▶ _Direction_: Copy every line of the data below word for word, keeping each character and number unchanged.
+++ Data shown
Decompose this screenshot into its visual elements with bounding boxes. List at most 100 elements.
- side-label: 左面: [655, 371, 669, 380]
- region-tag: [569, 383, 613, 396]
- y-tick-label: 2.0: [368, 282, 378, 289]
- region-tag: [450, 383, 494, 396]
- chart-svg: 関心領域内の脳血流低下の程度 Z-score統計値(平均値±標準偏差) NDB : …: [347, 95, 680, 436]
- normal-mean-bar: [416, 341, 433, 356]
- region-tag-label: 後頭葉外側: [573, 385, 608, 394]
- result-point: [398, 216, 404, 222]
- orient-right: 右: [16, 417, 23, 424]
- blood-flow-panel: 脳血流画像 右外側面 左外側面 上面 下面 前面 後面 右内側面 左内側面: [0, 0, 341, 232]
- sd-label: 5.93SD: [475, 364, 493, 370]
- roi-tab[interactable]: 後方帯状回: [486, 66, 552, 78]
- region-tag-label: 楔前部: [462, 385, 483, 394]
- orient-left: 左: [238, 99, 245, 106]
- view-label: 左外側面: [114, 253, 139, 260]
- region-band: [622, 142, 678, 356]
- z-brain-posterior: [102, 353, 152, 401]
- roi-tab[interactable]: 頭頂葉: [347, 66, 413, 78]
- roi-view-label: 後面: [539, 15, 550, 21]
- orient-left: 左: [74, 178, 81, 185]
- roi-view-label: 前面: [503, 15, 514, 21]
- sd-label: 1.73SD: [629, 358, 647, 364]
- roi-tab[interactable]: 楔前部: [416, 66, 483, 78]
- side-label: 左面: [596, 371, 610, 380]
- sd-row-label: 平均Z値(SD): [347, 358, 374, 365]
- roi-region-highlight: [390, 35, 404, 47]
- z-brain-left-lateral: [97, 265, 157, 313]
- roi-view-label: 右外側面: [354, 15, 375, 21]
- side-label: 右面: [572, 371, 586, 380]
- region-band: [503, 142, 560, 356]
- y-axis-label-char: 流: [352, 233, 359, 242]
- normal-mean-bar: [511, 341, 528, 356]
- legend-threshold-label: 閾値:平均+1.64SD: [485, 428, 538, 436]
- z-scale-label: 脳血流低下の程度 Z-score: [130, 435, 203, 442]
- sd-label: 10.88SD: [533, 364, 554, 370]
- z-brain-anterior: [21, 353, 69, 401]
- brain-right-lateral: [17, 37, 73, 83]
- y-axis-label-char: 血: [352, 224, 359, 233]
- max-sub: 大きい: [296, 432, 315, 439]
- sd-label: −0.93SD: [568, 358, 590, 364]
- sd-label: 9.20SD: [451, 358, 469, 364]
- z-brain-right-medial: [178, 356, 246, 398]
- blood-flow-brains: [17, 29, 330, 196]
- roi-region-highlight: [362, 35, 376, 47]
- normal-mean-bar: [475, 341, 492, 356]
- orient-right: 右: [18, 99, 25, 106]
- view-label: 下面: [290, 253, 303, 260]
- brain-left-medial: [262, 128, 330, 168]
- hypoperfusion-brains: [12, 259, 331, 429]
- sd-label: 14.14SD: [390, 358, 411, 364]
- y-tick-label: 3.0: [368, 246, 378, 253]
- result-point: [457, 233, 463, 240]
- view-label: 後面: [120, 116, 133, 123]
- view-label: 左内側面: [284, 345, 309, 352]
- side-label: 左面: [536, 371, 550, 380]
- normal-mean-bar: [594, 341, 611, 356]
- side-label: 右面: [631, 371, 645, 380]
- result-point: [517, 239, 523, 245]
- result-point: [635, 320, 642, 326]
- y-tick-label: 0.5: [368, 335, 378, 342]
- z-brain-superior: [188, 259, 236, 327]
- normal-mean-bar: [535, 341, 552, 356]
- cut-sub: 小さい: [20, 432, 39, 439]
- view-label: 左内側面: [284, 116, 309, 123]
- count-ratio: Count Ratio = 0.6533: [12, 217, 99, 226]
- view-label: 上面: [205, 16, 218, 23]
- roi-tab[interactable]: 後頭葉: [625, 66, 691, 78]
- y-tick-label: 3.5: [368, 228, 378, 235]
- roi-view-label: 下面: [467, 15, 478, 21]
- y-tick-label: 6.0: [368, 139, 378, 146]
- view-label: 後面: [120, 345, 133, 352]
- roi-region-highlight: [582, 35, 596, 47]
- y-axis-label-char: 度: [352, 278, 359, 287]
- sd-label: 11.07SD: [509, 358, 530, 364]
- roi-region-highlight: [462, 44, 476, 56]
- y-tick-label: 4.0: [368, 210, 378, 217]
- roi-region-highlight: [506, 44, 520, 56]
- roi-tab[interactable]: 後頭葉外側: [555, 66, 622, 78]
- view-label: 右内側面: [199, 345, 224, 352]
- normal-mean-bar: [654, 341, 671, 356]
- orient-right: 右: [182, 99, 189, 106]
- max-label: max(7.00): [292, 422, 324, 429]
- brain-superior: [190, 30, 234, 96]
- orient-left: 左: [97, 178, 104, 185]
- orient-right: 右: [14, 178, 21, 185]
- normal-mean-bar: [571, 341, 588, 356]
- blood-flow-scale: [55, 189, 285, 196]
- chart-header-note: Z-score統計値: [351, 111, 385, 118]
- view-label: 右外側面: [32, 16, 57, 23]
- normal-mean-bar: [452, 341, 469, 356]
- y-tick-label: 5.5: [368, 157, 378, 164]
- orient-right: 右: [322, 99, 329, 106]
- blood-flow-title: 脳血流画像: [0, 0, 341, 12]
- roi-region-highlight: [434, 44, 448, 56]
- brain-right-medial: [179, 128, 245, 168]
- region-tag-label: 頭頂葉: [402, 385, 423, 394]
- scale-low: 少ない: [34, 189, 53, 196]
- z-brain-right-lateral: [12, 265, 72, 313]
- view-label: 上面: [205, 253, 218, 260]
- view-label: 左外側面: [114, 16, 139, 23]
++++++
▶ _Written response_:
Decompose this screenshot into its visual elements with bounding boxes. List at most 100 elements.
- side-label: 左面: [655, 371, 669, 380]
- region-tag: [569, 383, 613, 396]
- y-tick-label: 2.0: [368, 282, 378, 289]
- region-tag: [450, 383, 494, 396]
- chart-svg: 関心領域内の脳血流低下の程度 Z-score統計値(平均値±標準偏差) NDB : …: [347, 95, 680, 436]
- normal-mean-bar: [416, 341, 433, 356]
- region-tag-label: 後頭葉外側: [573, 385, 608, 394]
- result-point: [398, 216, 404, 222]
- orient-right: 右: [16, 417, 23, 424]
- blood-flow-panel: 脳血流画像 右外側面 左外側面 上面 下面 前面 後面 右内側面 左内側面: [0, 0, 341, 232]
- sd-label: 5.93SD: [475, 364, 493, 370]
- roi-tab[interactable]: 後方帯状回: [486, 66, 552, 78]
- region-tag-label: 楔前部: [462, 385, 483, 394]
- orient-left: 左: [238, 99, 245, 106]
- view-label: 左外側面: [114, 253, 139, 260]
- region-band: [622, 142, 678, 356]
- z-brain-posterior: [102, 353, 152, 401]
- roi-tab[interactable]: 頭頂葉: [347, 66, 413, 78]
- roi-view-label: 後面: [539, 15, 550, 21]
- orient-left: 左: [74, 178, 81, 185]
- roi-view-label: 前面: [503, 15, 514, 21]
- sd-label: 1.73SD: [629, 358, 647, 364]
- roi-tab[interactable]: 楔前部: [416, 66, 483, 78]
- side-label: 左面: [596, 371, 610, 380]
- sd-row-label: 平均Z値(SD): [347, 358, 374, 365]
- roi-region-highlight: [390, 35, 404, 47]
- z-brain-left-lateral: [97, 265, 157, 313]
- roi-view-label: 右外側面: [354, 15, 375, 21]
- side-label: 右面: [572, 371, 586, 380]
- region-band: [503, 142, 560, 356]
- y-axis-label-char: 流: [352, 233, 359, 242]
- normal-mean-bar: [511, 341, 528, 356]
- legend-threshold-label: 閾値:平均+1.64SD: [485, 428, 538, 436]
- z-scale-label: 脳血流低下の程度 Z-score: [130, 435, 203, 442]
- sd-label: 10.88SD: [533, 364, 554, 370]
- z-brain-anterior: [21, 353, 69, 401]
- brain-right-lateral: [17, 37, 73, 83]
- y-axis-label-char: 血: [352, 224, 359, 233]
- max-sub: 大きい: [296, 432, 315, 439]
- sd-label: −0.93SD: [568, 358, 590, 364]
- sd-label: 9.20SD: [451, 358, 469, 364]
- z-brain-right-medial: [178, 356, 246, 398]
- blood-flow-brains: [17, 29, 330, 196]
- roi-region-highlight: [362, 35, 376, 47]
- normal-mean-bar: [475, 341, 492, 356]
- orient-right: 右: [18, 99, 25, 106]
- view-label: 下面: [290, 253, 303, 260]
- brain-left-medial: [262, 128, 330, 168]
- hypoperfusion-brains: [12, 259, 331, 429]
- sd-label: 14.14SD: [390, 358, 411, 364]
- y-tick-label: 3.0: [368, 246, 378, 253]
- result-point: [457, 233, 463, 240]
- view-label: 後面: [120, 116, 133, 123]
- view-label: 左内側面: [284, 345, 309, 352]
- side-label: 左面: [536, 371, 550, 380]
- normal-mean-bar: [594, 341, 611, 356]
- side-label: 右面: [631, 371, 645, 380]
- result-point: [517, 239, 523, 245]
- result-point: [635, 320, 642, 326]
- y-tick-label: 0.5: [368, 335, 378, 342]
- z-brain-superior: [188, 259, 236, 327]
- normal-mean-bar: [535, 341, 552, 356]
- cut-sub: 小さい: [20, 432, 39, 439]
- view-label: 左内側面: [284, 116, 309, 123]
- count-ratio: Count Ratio = 0.6533: [12, 217, 99, 226]
- view-label: 上面: [205, 16, 218, 23]
- roi-tab[interactable]: 後頭葉: [625, 66, 691, 78]
- y-tick-label: 3.5: [368, 228, 378, 235]
- roi-view-label: 下面: [467, 15, 478, 21]
- y-tick-label: 6.0: [368, 139, 378, 146]
- view-label: 後面: [120, 345, 133, 352]
- roi-region-highlight: [582, 35, 596, 47]
- y-axis-label-char: 度: [352, 278, 359, 287]
- sd-label: 11.07SD: [509, 358, 530, 364]
- roi-region-highlight: [462, 44, 476, 56]
- y-tick-label: 4.0: [368, 210, 378, 217]
- roi-region-highlight: [506, 44, 520, 56]
- roi-tab[interactable]: 後頭葉外側: [555, 66, 622, 78]
- view-label: 右内側面: [199, 345, 224, 352]
- normal-mean-bar: [654, 341, 671, 356]
- orient-right: 右: [182, 99, 189, 106]
- max-label: max(7.00): [292, 422, 324, 429]
- brain-superior: [190, 30, 234, 96]
- orient-left: 左: [97, 178, 104, 185]
- orient-right: 右: [14, 178, 21, 185]
- normal-mean-bar: [571, 341, 588, 356]
- blood-flow-scale: [55, 189, 285, 196]
- chart-header-note: Z-score統計値: [351, 111, 385, 118]
- view-label: 右外側面: [32, 16, 57, 23]
- normal-mean-bar: [452, 341, 469, 356]
- y-tick-label: 5.5: [368, 157, 378, 164]
- orient-right: 右: [322, 99, 329, 106]
- blood-flow-title: 脳血流画像: [0, 0, 341, 12]
- roi-region-highlight: [434, 44, 448, 56]
- brain-right-medial: [179, 128, 245, 168]
- region-tag-label: 頭頂葉: [402, 385, 423, 394]
- scale-low: 少ない: [34, 189, 53, 196]
- z-brain-right-lateral: [12, 265, 72, 313]
- view-label: 上面: [205, 253, 218, 260]
- view-label: 左外側面: [114, 16, 139, 23]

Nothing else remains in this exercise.